(Element region listings)
* * *

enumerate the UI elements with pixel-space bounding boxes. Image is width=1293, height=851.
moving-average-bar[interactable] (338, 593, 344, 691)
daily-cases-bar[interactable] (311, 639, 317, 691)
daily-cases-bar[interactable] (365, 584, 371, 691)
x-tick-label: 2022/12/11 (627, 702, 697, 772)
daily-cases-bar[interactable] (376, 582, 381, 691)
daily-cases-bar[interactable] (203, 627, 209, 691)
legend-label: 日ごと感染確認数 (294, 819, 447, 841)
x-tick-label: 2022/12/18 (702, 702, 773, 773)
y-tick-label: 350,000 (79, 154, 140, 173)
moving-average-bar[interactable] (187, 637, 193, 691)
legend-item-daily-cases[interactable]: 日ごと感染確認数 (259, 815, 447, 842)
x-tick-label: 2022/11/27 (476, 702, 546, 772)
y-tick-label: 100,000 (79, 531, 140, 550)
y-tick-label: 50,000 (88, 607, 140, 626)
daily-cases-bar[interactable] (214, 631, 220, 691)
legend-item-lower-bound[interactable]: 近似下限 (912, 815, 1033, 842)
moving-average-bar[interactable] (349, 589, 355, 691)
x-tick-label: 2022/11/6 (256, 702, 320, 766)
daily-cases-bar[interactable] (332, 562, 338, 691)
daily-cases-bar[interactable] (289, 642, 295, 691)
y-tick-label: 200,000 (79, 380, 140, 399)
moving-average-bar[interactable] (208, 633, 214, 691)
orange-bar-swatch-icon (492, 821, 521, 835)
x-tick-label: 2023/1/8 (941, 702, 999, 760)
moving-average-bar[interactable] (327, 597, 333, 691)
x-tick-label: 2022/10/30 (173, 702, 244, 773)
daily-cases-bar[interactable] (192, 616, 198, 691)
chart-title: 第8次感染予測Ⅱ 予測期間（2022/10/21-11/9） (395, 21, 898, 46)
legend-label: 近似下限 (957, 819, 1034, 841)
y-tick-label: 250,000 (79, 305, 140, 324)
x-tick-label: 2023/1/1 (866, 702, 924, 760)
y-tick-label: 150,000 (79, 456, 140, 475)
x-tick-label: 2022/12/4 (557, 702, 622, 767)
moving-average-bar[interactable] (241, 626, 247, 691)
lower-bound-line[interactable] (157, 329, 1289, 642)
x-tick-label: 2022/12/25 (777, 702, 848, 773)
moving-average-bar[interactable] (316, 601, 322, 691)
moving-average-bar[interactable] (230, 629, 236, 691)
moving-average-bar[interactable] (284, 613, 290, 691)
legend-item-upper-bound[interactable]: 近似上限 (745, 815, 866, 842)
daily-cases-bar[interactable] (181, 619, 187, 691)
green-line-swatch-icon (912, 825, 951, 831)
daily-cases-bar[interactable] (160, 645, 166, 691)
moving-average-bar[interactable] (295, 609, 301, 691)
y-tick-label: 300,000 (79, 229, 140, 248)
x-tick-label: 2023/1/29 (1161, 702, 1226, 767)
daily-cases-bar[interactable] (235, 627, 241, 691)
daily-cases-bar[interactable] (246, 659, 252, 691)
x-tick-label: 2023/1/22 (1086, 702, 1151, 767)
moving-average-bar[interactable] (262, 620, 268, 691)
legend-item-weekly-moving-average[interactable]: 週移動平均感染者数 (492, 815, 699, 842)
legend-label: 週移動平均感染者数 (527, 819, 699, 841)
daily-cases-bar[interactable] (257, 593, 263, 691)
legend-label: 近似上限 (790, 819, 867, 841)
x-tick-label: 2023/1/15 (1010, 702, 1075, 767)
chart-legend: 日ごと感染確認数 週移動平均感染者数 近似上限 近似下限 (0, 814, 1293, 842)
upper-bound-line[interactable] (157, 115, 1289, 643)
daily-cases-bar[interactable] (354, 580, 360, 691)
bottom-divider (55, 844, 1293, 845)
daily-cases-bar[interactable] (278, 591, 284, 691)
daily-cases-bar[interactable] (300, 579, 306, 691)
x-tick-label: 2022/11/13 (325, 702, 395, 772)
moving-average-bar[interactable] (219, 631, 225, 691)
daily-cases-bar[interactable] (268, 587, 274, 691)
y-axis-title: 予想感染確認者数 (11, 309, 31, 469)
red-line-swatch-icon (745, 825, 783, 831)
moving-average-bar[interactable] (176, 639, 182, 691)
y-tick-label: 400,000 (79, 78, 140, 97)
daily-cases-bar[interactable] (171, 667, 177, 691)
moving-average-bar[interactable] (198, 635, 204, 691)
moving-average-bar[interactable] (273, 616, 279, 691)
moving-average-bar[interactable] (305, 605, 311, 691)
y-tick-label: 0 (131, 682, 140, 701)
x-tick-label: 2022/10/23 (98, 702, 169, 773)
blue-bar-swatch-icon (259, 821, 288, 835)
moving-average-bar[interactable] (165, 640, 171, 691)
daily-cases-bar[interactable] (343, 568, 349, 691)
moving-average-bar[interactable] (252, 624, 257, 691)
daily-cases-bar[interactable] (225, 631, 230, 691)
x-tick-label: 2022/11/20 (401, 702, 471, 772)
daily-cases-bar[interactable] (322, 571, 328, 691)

* * *

(EXERCISE DETAILS) Rewrite the material above, replacing every "moving-average-bar" with "rolling-average-bar" and leaving everything else as it is.

(EXERCISE OUTPUT)
enumerate the UI elements with pixel-space bounding boxes. Image is width=1293, height=851.
rolling-average-bar[interactable] (338, 593, 344, 691)
daily-cases-bar[interactable] (311, 639, 317, 691)
daily-cases-bar[interactable] (365, 584, 371, 691)
x-tick-label: 2022/12/11 (627, 702, 697, 772)
daily-cases-bar[interactable] (376, 582, 381, 691)
daily-cases-bar[interactable] (203, 627, 209, 691)
legend-label: 日ごと感染確認数 (294, 819, 447, 841)
x-tick-label: 2022/12/18 (702, 702, 773, 773)
y-tick-label: 350,000 (79, 154, 140, 173)
rolling-average-bar[interactable] (187, 637, 193, 691)
legend-item-daily-cases[interactable]: 日ごと感染確認数 (259, 815, 447, 842)
x-tick-label: 2022/11/27 (476, 702, 546, 772)
y-tick-label: 100,000 (79, 531, 140, 550)
y-tick-label: 50,000 (88, 607, 140, 626)
daily-cases-bar[interactable] (214, 631, 220, 691)
legend-item-lower-bound[interactable]: 近似下限 (912, 815, 1033, 842)
rolling-average-bar[interactable] (349, 589, 355, 691)
x-tick-label: 2022/11/6 (256, 702, 320, 766)
daily-cases-bar[interactable] (332, 562, 338, 691)
daily-cases-bar[interactable] (289, 642, 295, 691)
y-tick-label: 200,000 (79, 380, 140, 399)
rolling-average-bar[interactable] (208, 633, 214, 691)
orange-bar-swatch-icon (492, 821, 521, 835)
x-tick-label: 2023/1/8 (941, 702, 999, 760)
rolling-average-bar[interactable] (327, 597, 333, 691)
x-tick-label: 2022/10/30 (173, 702, 244, 773)
daily-cases-bar[interactable] (192, 616, 198, 691)
chart-title: 第8次感染予測Ⅱ 予測期間（2022/10/21-11/9） (395, 21, 898, 46)
legend-label: 近似下限 (957, 819, 1034, 841)
y-tick-label: 250,000 (79, 305, 140, 324)
x-tick-label: 2023/1/1 (866, 702, 924, 760)
y-tick-label: 150,000 (79, 456, 140, 475)
x-tick-label: 2022/12/4 (557, 702, 622, 767)
rolling-average-bar[interactable] (241, 626, 247, 691)
lower-bound-line[interactable] (157, 329, 1289, 642)
x-tick-label: 2022/12/25 (777, 702, 848, 773)
rolling-average-bar[interactable] (316, 601, 322, 691)
rolling-average-bar[interactable] (230, 629, 236, 691)
rolling-average-bar[interactable] (284, 613, 290, 691)
legend-item-upper-bound[interactable]: 近似上限 (745, 815, 866, 842)
daily-cases-bar[interactable] (181, 619, 187, 691)
green-line-swatch-icon (912, 825, 951, 831)
daily-cases-bar[interactable] (160, 645, 166, 691)
rolling-average-bar[interactable] (295, 609, 301, 691)
y-tick-label: 300,000 (79, 229, 140, 248)
x-tick-label: 2023/1/29 (1161, 702, 1226, 767)
daily-cases-bar[interactable] (235, 627, 241, 691)
daily-cases-bar[interactable] (246, 659, 252, 691)
x-tick-label: 2023/1/22 (1086, 702, 1151, 767)
rolling-average-bar[interactable] (262, 620, 268, 691)
legend-item-weekly-moving-average[interactable]: 週移動平均感染者数 (492, 815, 699, 842)
legend-label: 週移動平均感染者数 (527, 819, 699, 841)
daily-cases-bar[interactable] (257, 593, 263, 691)
legend-label: 近似上限 (790, 819, 867, 841)
x-tick-label: 2023/1/15 (1010, 702, 1075, 767)
chart-legend: 日ごと感染確認数 週移動平均感染者数 近似上限 近似下限 (0, 814, 1293, 842)
upper-bound-line[interactable] (157, 115, 1289, 643)
daily-cases-bar[interactable] (354, 580, 360, 691)
bottom-divider (55, 844, 1293, 845)
daily-cases-bar[interactable] (278, 591, 284, 691)
daily-cases-bar[interactable] (300, 579, 306, 691)
x-tick-label: 2022/11/13 (325, 702, 395, 772)
rolling-average-bar[interactable] (219, 631, 225, 691)
daily-cases-bar[interactable] (268, 587, 274, 691)
y-axis-title: 予想感染確認者数 (11, 309, 31, 469)
red-line-swatch-icon (745, 825, 783, 831)
rolling-average-bar[interactable] (176, 639, 182, 691)
y-tick-label: 400,000 (79, 78, 140, 97)
daily-cases-bar[interactable] (171, 667, 177, 691)
rolling-average-bar[interactable] (198, 635, 204, 691)
rolling-average-bar[interactable] (273, 616, 279, 691)
rolling-average-bar[interactable] (305, 605, 311, 691)
y-tick-label: 0 (131, 682, 140, 701)
x-tick-label: 2022/10/23 (98, 702, 169, 773)
blue-bar-swatch-icon (259, 821, 288, 835)
rolling-average-bar[interactable] (165, 640, 171, 691)
daily-cases-bar[interactable] (343, 568, 349, 691)
rolling-average-bar[interactable] (252, 624, 257, 691)
daily-cases-bar[interactable] (225, 631, 230, 691)
x-tick-label: 2022/11/20 (401, 702, 471, 772)
daily-cases-bar[interactable] (322, 571, 328, 691)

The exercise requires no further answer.